_What is expected_
Give back all the data exactly, line by line.

_Dataset rows_
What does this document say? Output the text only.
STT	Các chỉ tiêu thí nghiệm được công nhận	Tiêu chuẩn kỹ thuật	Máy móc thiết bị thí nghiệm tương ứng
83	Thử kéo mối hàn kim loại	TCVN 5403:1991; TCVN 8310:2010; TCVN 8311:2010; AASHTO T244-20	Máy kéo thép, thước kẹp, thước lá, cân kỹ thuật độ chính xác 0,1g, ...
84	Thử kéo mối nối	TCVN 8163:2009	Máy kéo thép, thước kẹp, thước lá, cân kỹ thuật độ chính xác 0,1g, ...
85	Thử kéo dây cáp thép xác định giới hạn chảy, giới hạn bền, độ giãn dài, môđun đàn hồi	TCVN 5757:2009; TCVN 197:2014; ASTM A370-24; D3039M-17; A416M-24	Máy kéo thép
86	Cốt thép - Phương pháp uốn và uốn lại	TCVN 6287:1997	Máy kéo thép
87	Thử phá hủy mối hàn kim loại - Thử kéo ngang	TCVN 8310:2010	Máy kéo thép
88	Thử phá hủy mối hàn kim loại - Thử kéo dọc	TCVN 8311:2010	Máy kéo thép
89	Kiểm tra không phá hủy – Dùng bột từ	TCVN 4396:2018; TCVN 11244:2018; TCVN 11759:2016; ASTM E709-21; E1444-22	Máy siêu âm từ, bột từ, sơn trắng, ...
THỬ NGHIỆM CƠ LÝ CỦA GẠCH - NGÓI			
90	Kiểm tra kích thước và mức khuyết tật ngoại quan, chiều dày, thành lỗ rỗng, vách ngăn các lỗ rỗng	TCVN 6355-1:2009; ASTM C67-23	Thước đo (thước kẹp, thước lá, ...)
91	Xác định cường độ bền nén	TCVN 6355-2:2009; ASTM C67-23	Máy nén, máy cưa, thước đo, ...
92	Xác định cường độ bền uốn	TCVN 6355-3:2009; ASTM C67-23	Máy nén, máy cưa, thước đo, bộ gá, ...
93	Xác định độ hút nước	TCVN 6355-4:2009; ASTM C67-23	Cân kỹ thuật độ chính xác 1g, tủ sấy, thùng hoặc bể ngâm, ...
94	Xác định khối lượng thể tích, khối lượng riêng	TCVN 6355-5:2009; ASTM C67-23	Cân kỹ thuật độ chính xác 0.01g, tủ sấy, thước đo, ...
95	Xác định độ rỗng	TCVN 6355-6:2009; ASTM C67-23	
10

_Exercise result_
What does this document say? Output the text only.
STT	Các chỉ tiêu thí nghiệm được công nhận	Tiêu chuẩn kỹ thuật	Máy móc thiết bị thí nghiệm tương ứng
83	Thử kéo mối hàn kim loại	TCVN 5403:1991; TCVN 8310:2010; TCVN 8311:2010; AASHTO T244-20	Máy kéo thép, thước kẹp, thước lá, cân kỹ thuật độ chính xác 0,1g, ...
84	Thử kéo mối nối	TCVN 8163:2009	Máy kéo thép, thước kẹp, thước lá, cân kỹ thuật độ chính xác 0,1g, ...
85	Thử kéo dây cáp thép xác định giới hạn chảy, giới hạn bền, độ giãn dài, môđun đàn hồi	TCVN 5757:2009; TCVN 197:2014; ASTM A370-24; D3039M-17; A416M-24	Máy kéo thép
86	Cốt thép - Phương pháp uốn và uốn lại	TCVN 6287:1997	Máy kéo thép
87	Thử phá hủy mối hàn kim loại - Thử kéo ngang	TCVN 8310:2010	Máy kéo thép
88	Thử phá hủy mối hàn kim loại - Thử kéo dọc	TCVN 8311:2010	Máy kéo thép
89	Kiểm tra không phá hủy – Dùng bột từ	TCVN 4396:2018; TCVN 11244:2018; TCVN 11759:2016; ASTM E709-21; E1444-22	Máy siêu âm từ, bột từ, sơn trắng, ...
THỬ NGHIỆM CƠ LÝ CỦA GẠCH - NGÓI			
90	Kiểm tra kích thước và mức khuyết tật ngoại quan, chiều dày, thành lỗ rỗng, vách ngăn các lỗ rỗng	TCVN 6355-1:2009; ASTM C67-23	Thước đo (thước kẹp, thước lá, ...)
91	Xác định cường độ bền nén	TCVN 6355-2:2009; ASTM C67-23	Máy nén, máy cưa, thước đo, ...
92	Xác định cường độ bền uốn	TCVN 6355-3:2009; ASTM C67-23	Máy nén, máy cưa, thước đo, bộ gá, ...
93	Xác định độ hút nước	TCVN 6355-4:2009; ASTM C67-23	Cân kỹ thuật độ chính xác 1g, tủ sấy, thùng hoặc bể ngâm, ...
94	Xác định khối lượng thể tích, khối lượng riêng	TCVN 6355-5:2009; ASTM C67-23	Cân kỹ thuật độ chính xác 0.01g, tủ sấy, thước đo, ...
95	Xác định độ rỗng	TCVN 6355-6:2009; ASTM C67-23	
10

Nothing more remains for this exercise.